Restate the listing below word for word, omitting any images.

※

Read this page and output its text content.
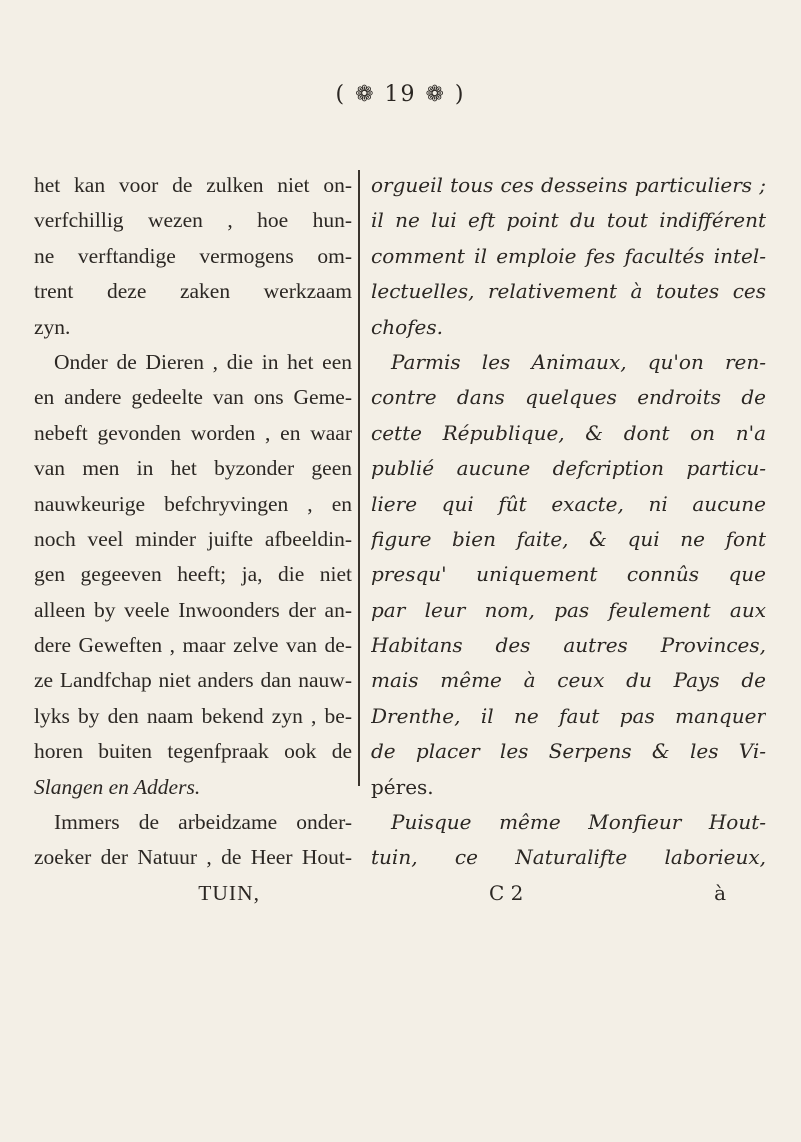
( ❁ 19 ❁ )
het kan voor de zulken niet on-
verfchillig wezen , hoe hun-
ne verftandige vermogens om-
trent deze zaken werkzaam
zyn.
Onder de Dieren , die in het een
en andere gedeelte van ons Geme-
nebeft gevonden worden , en waar
van men in het byzonder geen
nauwkeurige befchryvingen , en
noch veel minder juifte afbeeldin-
gen gegeeven heeft; ja, die niet
alleen by veele Inwoonders der an-
dere Geweften , maar zelve van de-
ze Landfchap niet anders dan nauw-
lyks by den naam bekend zyn , be-
horen buiten tegenfpraak ook de
Slangen en Adders.
Immers de arbeidzame onder-
zoeker der Natuur , de Heer Hout-
TUIN,
orgueil tous ces desseins particuliers ;
il ne lui eft point du tout indifférent
comment il emploie fes facultés intel-
lectuelles, relativement à toutes ces
chofes.
Parmis les Animaux, qu'on ren-
contre dans quelques endroits de
cette République, & dont on n'a
publié aucune defcription particu-
liere qui fût exacte, ni aucune
figure bien faite, & qui ne font
presqu' uniquement connûs que
par leur nom, pas feulement aux
Habitans des autres Provinces,
mais même à ceux du Pays de
Drenthe, il ne faut pas manquer
de placer les Serpens & les Vi-
péres.
Puisque même Monfieur Hout-
tuin, ce Naturalifte laborieux,
C 2	à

※

[Worked solution]:
Read this page and output its text content.
( ❁ 19 ❁ )
het kan voor de zulken niet on-
verfchillig wezen , hoe hun-
ne verftandige vermogens om-
trent deze zaken werkzaam
zyn.
Onder de Dieren , die in het een
en andere gedeelte van ons Geme-
nebeft gevonden worden , en waar
van men in het byzonder geen
nauwkeurige befchryvingen , en
noch veel minder juifte afbeeldin-
gen gegeeven heeft; ja, die niet
alleen by veele Inwoonders der an-
dere Geweften , maar zelve van de-
ze Landfchap niet anders dan nauw-
lyks by den naam bekend zyn , be-
horen buiten tegenfpraak ook de
Slangen en Adders.
Immers de arbeidzame onder-
zoeker der Natuur , de Heer Hout-
TUIN,
orgueil tous ces desseins particuliers ;
il ne lui eft point du tout indifférent
comment il emploie fes facultés intel-
lectuelles, relativement à toutes ces
chofes.
Parmis les Animaux, qu'on ren-
contre dans quelques endroits de
cette République, & dont on n'a
publié aucune defcription particu-
liere qui fût exacte, ni aucune
figure bien faite, & qui ne font
presqu' uniquement connûs que
par leur nom, pas feulement aux
Habitans des autres Provinces,
mais même à ceux du Pays de
Drenthe, il ne faut pas manquer
de placer les Serpens & les Vi-
péres.
Puisque même Monfieur Hout-
tuin, ce Naturalifte laborieux,
C 2	à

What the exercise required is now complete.